→ WHAT IS ASKED
In the data, extract each line that holds the string "time".

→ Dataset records
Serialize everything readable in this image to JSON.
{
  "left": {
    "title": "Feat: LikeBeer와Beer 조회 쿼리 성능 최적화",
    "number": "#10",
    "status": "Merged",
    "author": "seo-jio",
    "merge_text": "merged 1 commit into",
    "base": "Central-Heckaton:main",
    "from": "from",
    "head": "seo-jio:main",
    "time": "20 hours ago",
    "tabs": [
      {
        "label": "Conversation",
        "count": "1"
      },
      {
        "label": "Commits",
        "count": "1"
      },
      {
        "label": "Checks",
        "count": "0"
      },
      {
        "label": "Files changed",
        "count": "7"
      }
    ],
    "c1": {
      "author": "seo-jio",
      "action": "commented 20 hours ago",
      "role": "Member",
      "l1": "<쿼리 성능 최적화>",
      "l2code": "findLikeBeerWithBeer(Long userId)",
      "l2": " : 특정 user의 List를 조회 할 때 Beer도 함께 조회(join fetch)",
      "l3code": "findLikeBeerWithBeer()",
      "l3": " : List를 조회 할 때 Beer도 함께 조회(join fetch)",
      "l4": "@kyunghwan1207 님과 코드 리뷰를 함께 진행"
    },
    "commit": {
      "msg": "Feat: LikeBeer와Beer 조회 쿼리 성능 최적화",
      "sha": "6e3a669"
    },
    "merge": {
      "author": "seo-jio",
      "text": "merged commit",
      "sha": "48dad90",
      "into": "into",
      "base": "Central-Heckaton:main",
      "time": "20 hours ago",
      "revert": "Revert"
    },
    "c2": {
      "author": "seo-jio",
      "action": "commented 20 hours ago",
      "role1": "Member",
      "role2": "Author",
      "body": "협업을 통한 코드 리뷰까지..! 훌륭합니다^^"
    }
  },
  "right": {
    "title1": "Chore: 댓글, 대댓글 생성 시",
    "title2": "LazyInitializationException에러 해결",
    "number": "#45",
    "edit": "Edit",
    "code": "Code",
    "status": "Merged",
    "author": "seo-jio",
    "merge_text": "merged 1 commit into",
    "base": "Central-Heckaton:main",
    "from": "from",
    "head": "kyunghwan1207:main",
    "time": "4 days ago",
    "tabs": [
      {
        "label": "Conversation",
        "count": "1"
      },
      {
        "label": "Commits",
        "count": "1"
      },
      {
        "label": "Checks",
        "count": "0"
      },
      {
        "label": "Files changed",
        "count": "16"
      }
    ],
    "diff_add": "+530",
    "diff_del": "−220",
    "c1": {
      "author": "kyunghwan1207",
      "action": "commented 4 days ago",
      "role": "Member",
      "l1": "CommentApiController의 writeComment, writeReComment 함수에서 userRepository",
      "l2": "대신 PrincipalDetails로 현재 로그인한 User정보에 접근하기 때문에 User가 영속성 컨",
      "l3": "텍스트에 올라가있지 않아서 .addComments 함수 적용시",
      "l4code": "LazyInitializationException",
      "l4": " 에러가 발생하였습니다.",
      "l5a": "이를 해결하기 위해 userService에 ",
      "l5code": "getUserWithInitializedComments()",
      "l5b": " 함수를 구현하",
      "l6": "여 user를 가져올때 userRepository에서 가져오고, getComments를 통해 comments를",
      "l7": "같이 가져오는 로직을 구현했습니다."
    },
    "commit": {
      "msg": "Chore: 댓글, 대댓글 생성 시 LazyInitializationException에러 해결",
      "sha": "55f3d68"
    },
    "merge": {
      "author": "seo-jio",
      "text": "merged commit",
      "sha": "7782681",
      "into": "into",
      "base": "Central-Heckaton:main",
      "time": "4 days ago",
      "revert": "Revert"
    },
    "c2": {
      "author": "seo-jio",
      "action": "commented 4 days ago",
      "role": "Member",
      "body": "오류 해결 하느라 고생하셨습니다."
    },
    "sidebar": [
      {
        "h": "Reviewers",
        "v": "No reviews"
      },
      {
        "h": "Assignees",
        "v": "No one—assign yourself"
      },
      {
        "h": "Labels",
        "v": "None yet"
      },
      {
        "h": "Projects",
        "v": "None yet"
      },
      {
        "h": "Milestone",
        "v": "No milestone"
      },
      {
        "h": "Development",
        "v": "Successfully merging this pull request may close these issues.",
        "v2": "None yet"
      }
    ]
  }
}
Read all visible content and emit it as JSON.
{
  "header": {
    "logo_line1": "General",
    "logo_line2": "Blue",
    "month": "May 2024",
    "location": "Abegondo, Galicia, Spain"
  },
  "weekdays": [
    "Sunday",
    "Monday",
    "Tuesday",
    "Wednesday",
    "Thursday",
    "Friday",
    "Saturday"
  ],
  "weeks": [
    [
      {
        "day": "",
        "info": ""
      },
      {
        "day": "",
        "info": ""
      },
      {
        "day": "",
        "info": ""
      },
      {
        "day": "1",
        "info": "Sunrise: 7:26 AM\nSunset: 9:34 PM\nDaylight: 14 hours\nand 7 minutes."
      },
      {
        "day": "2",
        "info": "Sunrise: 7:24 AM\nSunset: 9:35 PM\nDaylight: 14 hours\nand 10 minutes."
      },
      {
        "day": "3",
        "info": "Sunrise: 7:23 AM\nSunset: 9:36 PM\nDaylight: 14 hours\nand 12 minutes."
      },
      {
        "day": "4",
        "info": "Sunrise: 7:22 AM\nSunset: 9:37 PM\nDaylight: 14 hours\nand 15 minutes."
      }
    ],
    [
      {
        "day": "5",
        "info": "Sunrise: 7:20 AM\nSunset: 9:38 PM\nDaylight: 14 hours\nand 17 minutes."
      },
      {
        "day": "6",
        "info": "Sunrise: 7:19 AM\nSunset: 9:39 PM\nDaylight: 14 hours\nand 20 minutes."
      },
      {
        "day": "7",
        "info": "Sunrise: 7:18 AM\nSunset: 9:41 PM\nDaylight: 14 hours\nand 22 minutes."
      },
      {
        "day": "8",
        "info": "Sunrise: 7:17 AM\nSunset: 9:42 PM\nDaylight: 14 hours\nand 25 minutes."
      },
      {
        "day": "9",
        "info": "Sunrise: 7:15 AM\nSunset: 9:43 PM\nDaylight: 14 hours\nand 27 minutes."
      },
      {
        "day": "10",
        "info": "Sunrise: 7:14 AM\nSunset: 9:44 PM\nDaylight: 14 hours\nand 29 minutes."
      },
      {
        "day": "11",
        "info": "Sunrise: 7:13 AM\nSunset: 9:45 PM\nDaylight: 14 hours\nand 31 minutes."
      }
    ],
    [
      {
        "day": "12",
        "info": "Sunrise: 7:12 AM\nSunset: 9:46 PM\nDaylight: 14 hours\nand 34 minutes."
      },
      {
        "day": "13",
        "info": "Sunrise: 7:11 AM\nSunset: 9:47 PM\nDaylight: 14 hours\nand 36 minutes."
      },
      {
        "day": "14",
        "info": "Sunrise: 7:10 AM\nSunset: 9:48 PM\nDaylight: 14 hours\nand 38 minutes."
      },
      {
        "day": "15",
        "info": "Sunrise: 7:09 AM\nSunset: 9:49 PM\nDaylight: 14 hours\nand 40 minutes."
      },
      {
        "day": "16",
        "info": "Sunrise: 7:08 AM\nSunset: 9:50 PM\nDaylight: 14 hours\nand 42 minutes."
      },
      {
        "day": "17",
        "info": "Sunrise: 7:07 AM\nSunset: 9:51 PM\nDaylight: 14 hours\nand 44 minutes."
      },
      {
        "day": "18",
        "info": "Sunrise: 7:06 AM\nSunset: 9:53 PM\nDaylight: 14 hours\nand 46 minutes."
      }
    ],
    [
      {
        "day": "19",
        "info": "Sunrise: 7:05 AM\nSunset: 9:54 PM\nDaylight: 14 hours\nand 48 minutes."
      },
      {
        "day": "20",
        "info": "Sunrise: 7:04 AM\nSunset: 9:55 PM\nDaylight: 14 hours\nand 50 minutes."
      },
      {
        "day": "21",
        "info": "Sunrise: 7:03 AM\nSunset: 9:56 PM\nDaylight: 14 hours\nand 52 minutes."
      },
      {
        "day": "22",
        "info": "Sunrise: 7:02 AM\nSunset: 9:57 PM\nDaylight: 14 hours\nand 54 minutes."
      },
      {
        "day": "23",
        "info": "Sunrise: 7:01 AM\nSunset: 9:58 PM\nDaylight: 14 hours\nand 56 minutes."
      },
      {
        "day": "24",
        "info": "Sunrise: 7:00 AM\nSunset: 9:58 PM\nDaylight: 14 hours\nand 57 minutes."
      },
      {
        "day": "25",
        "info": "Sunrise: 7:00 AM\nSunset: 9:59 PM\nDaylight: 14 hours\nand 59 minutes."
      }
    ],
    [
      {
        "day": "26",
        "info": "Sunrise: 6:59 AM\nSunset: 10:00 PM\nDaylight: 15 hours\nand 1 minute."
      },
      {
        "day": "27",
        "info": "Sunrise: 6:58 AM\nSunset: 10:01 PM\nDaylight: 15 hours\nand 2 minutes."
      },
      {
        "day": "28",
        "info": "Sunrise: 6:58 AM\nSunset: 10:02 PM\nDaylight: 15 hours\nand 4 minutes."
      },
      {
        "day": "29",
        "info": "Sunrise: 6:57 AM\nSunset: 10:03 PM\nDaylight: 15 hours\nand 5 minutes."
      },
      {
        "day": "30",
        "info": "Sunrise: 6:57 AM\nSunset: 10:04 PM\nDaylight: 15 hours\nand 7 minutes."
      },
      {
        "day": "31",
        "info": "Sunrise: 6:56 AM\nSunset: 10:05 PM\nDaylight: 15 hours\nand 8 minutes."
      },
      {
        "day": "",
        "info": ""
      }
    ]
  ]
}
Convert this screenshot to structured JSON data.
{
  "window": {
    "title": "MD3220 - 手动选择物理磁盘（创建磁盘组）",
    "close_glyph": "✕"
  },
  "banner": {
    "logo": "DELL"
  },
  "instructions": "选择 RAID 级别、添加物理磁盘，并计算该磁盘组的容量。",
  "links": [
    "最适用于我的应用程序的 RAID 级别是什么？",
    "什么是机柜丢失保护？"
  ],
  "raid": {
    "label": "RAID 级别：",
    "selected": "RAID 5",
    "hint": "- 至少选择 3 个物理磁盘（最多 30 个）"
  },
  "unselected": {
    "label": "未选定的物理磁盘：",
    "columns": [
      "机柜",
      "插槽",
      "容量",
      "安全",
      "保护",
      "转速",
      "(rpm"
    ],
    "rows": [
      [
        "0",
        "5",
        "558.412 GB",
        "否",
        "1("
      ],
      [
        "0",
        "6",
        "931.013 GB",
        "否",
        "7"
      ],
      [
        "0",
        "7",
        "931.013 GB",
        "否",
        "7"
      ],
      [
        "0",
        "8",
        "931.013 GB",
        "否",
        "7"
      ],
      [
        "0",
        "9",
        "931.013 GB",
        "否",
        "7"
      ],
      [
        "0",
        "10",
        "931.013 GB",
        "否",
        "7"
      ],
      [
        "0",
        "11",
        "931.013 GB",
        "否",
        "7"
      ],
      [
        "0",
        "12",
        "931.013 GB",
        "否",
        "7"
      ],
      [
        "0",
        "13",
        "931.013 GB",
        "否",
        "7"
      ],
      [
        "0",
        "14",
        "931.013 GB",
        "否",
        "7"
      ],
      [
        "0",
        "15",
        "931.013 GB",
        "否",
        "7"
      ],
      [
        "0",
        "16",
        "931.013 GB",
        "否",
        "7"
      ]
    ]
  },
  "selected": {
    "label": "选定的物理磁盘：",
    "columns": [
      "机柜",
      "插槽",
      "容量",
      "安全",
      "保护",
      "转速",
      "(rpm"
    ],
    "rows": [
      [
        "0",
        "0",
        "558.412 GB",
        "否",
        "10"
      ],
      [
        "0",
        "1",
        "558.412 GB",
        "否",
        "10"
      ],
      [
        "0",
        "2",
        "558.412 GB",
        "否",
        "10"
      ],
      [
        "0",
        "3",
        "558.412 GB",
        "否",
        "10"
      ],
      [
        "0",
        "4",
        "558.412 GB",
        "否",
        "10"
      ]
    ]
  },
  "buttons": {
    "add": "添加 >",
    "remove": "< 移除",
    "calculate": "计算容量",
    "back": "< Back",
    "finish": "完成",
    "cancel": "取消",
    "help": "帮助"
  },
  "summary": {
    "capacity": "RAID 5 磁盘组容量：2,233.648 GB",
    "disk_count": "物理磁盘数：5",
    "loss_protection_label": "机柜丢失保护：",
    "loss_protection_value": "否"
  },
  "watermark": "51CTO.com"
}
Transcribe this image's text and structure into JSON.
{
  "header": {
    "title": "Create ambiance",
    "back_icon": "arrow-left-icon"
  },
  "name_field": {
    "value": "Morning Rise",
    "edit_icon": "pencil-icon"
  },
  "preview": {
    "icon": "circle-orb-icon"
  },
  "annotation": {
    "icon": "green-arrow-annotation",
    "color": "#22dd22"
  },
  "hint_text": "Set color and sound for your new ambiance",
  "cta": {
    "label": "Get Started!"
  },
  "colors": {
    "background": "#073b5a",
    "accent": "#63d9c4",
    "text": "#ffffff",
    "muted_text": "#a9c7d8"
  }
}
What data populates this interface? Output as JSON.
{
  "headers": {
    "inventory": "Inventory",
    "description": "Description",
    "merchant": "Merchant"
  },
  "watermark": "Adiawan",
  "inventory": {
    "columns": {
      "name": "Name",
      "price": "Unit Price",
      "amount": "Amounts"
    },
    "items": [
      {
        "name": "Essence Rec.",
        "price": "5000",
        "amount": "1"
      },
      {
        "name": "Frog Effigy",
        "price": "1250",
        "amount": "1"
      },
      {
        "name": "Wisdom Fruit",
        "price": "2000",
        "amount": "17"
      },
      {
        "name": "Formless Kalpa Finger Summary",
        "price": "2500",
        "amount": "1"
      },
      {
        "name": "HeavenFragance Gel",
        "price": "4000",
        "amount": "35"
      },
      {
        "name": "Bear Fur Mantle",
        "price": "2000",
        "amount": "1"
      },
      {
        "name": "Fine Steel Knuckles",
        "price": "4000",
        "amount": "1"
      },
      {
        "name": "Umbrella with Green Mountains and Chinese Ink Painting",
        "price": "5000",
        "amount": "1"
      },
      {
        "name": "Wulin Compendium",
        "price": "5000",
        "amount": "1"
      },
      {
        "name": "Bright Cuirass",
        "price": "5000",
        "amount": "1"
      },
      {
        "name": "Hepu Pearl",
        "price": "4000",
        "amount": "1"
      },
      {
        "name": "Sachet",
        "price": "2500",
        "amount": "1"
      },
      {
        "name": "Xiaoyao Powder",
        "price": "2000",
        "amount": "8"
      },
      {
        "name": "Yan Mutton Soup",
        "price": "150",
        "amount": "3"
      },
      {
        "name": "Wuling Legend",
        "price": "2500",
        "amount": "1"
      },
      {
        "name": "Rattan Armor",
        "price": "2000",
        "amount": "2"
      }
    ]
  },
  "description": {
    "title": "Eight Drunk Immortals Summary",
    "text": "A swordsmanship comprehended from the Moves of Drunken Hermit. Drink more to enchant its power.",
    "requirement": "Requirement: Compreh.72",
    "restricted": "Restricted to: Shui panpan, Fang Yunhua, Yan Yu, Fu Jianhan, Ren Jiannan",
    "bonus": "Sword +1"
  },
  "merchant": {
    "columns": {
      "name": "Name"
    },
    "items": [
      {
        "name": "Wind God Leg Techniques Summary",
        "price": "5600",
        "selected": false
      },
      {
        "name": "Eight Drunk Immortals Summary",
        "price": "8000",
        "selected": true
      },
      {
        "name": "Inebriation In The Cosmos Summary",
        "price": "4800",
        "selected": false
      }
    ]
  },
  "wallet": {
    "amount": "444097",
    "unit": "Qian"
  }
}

→ SOLUTION FOR THIS EXERCISE
    "time": "20 hours ago",
      "time": "20 hours ago",
    "time": "4 days ago",
      "time": "4 days ago",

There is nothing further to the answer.